# EXERCISE BRIEF:
Without the images, output each record below as it stands.

# GIVEN DATA:
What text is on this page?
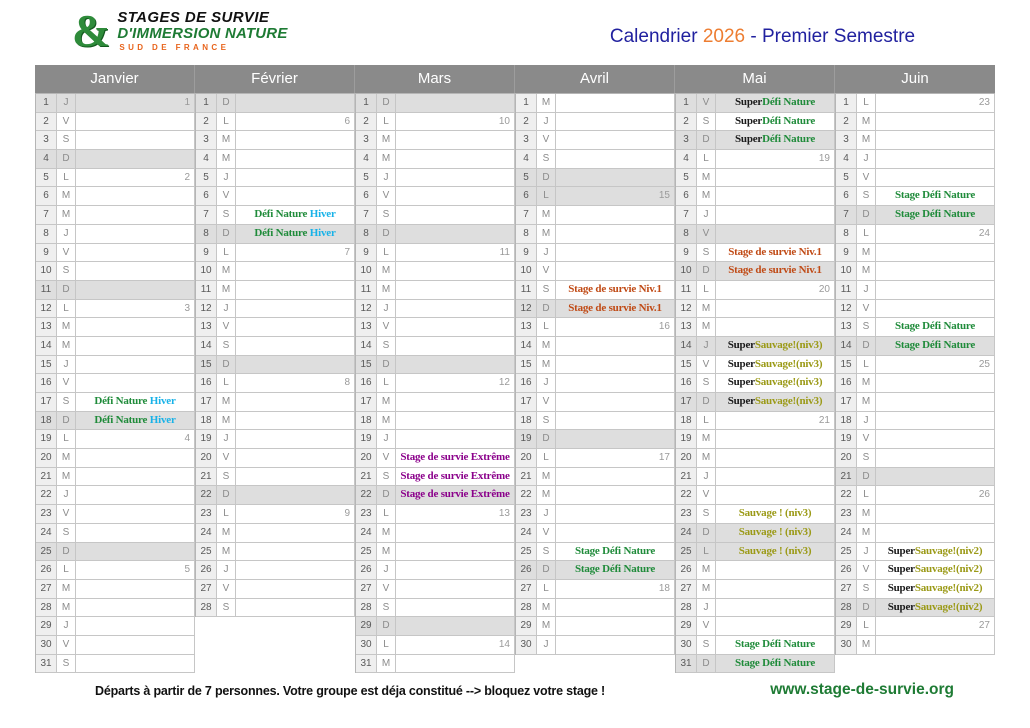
& STAGES DE SURVIE
D'IMMERSION NATURE
SUD DE FRANCE
Calendrier 2026 - Premier Semestre
Janvier
1	J	1
2	V
3	S
4	D
5	L	2
6	M
7	M
8	J
9	V
10	S
11	D
12	L	3
13	M
14	M
15	J
16	V
17	S	Défi Nature Hiver
18	D	Défi Nature Hiver
19	L	4
20	M
21	M
22	J
23	V
24	S
25	D
26	L	5
27	M
28	M
29	J
30	V
31	S
Février
1	D
2	L	6
3	M
4	M
5	J
6	V
7	S	Défi Nature Hiver
8	D	Défi Nature Hiver
9	L	7
10	M
11	M
12	J
13	V
14	S
15	D
16	L	8
17	M
18	M
19	J
20	V
21	S
22	D
23	L	9
24	M
25	M
26	J
27	V
28	S
Mars
1	D
2	L	10
3	M
4	M
5	J
6	V
7	S
8	D
9	L	11
10	M
11	M
12	J
13	V
14	S
15	D
16	L	12
17	M
18	M
19	J
20	V	Stage de survie Extrême
21	S	Stage de survie Extrême
22	D Stage de survie Extrême
23	L	13
24	M
25	M
26	J
27	V
28	S
29	D
30	L	14
31	M
Avril
1	M
2	J
3	V
4	S
5	D
6	L	15
7	M
8	M
9	J
10	V
11	S	Stage de survie Niv.1
12	D	Stage de survie Niv.1
13	L	16
14	M
15	M
16	J
17	V
18	S
19	D
20	L	17
21	M
22	M
23	J
24	V
25	S	Stage Défi Nature
26	D	Stage Défi Nature
27	L	18
28	M
29	M
30	J
Mai
1	V	SuperDéfi Nature
2	S	SuperDéfi Nature
3	D	SuperDéfi Nature
4	L	19
5	M
6	M
7	J
8	V
9	S	Stage de survie Niv.1
10	D	Stage de survie Niv.1
11	L	20
12	M
13	M
14	J	SuperSauvage!(niv3)
15	V	SuperSauvage!(niv3)
16	S	SuperSauvage!(niv3)
17	D	SuperSauvage!(niv3)
18	L	21
19	M
20	M
21	J
22	V
23	S	Sauvage ! (niv3)
24	D	Sauvage ! (niv3)
25	L	Sauvage ! (niv3)
26	M
27	M
28	J
29	V
30	S	Stage Défi Nature
31	D	Stage Défi Nature
Juin
1	L	23
2	M
3	M
4	J
5	V
6	S	Stage Défi Nature
7	D	Stage Défi Nature
8	L	24
9	M
10	M
11	J
12	V
13	S	Stage Défi Nature
14	D	Stage Défi Nature
15	L	25
16	M
17	M
18	J
19	V
20	S
21	D
22	L	26
23	M
24	M
25	J	SuperSauvage!(niv2)
26	V	SuperSauvage!(niv2)
27	S	SuperSauvage!(niv2)
28	D	SuperSauvage!(niv2)
29	L	27
30	M
Départs à partir de 7 personnes. Votre groupe est déja constitué --> bloquez votre stage !	www.stage-de-survie.org
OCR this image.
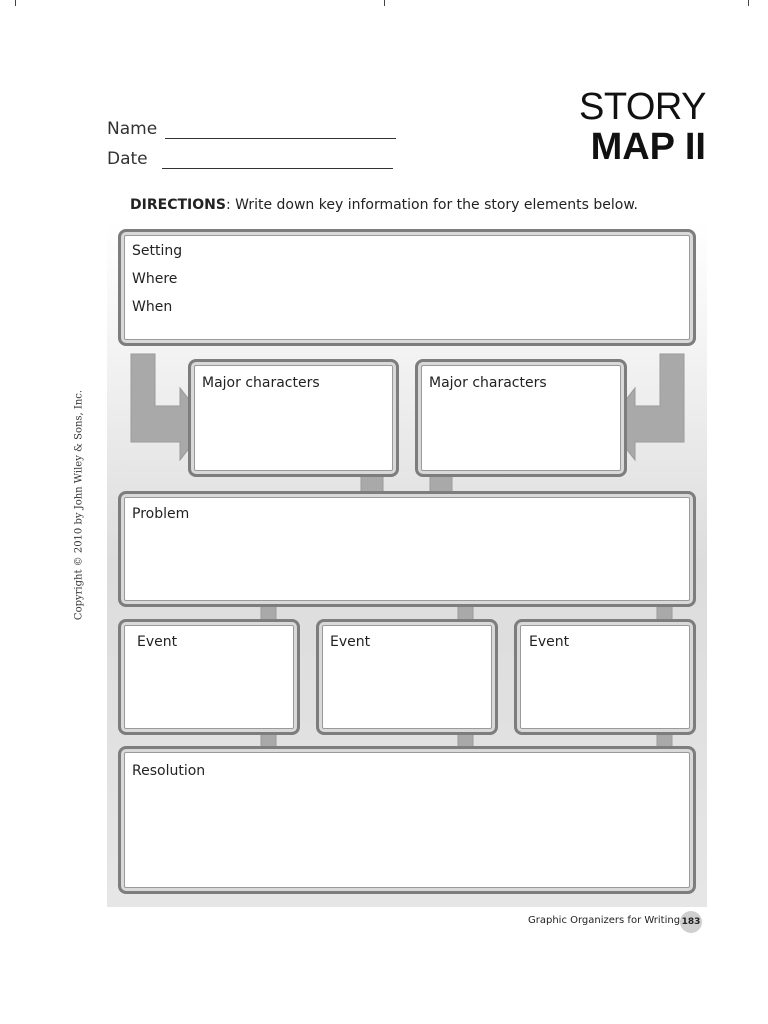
Name
Date
STORY
MAP II
DIRECTIONS: Write down key information for the story elements below.
Setting
Where
When
Major characters	Major characters
Problem
Event	Event	Event
Resolution
Copyright © 2010 by John Wiley & Sons, Inc.
Graphic Organizers for Writing 183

# REPLY TO THE EXERCISE:
What text is on this page?
& STAGES DE SURVIE
D'IMMERSION NATURE
SUD DE FRANCE
Calendrier 2026 - Premier Semestre
Janvier
1	J	1
2	V
3	S
4	D
5	L	2
6	M
7	M
8	J
9	V
10	S
11	D
12	L	3
13	M
14	M
15	J
16	V
17	S	Défi Nature Hiver
18	D	Défi Nature Hiver
19	L	4
20	M
21	M
22	J
23	V
24	S
25	D
26	L	5
27	M
28	M
29	J
30	V
31	S
Février
1	D
2	L	6
3	M
4	M
5	J
6	V
7	S	Défi Nature Hiver
8	D	Défi Nature Hiver
9	L	7
10	M
11	M
12	J
13	V
14	S
15	D
16	L	8
17	M
18	M
19	J
20	V
21	S
22	D
23	L	9
24	M
25	M
26	J
27	V
28	S
Mars
1	D
2	L	10
3	M
4	M
5	J
6	V
7	S
8	D
9	L	11
10	M
11	M
12	J
13	V
14	S
15	D
16	L	12
17	M
18	M
19	J
20	V	Stage de survie Extrême
21	S	Stage de survie Extrême
22	D Stage de survie Extrême
23	L	13
24	M
25	M
26	J
27	V
28	S
29	D
30	L	14
31	M
Avril
1	M
2	J
3	V
4	S
5	D
6	L	15
7	M
8	M
9	J
10	V
11	S	Stage de survie Niv.1
12	D	Stage de survie Niv.1
13	L	16
14	M
15	M
16	J
17	V
18	S
19	D
20	L	17
21	M
22	M
23	J
24	V
25	S	Stage Défi Nature
26	D	Stage Défi Nature
27	L	18
28	M
29	M
30	J
Mai
1	V	SuperDéfi Nature
2	S	SuperDéfi Nature
3	D	SuperDéfi Nature
4	L	19
5	M
6	M
7	J
8	V
9	S	Stage de survie Niv.1
10	D	Stage de survie Niv.1
11	L	20
12	M
13	M
14	J	SuperSauvage!(niv3)
15	V	SuperSauvage!(niv3)
16	S	SuperSauvage!(niv3)
17	D	SuperSauvage!(niv3)
18	L	21
19	M
20	M
21	J
22	V
23	S	Sauvage ! (niv3)
24	D	Sauvage ! (niv3)
25	L	Sauvage ! (niv3)
26	M
27	M
28	J
29	V
30	S	Stage Défi Nature
31	D	Stage Défi Nature
Juin
1	L	23
2	M
3	M
4	J
5	V
6	S	Stage Défi Nature
7	D	Stage Défi Nature
8	L	24
9	M
10	M
11	J
12	V
13	S	Stage Défi Nature
14	D	Stage Défi Nature
15	L	25
16	M
17	M
18	J
19	V
20	S
21	D
22	L	26
23	M
24	M
25	J	SuperSauvage!(niv2)
26	V	SuperSauvage!(niv2)
27	S	SuperSauvage!(niv2)
28	D	SuperSauvage!(niv2)
29	L	27
30	M
Départs à partir de 7 personnes. Votre groupe est déja constitué --> bloquez votre stage !	www.stage-de-survie.org
OCR this image.
Name
Date
STORY
MAP II
DIRECTIONS: Write down key information for the story elements below.
Setting
Where
When
Major characters	Major characters
Problem
Event	Event	Event
Resolution
Copyright © 2010 by John Wiley & Sons, Inc.
Graphic Organizers for Writing 183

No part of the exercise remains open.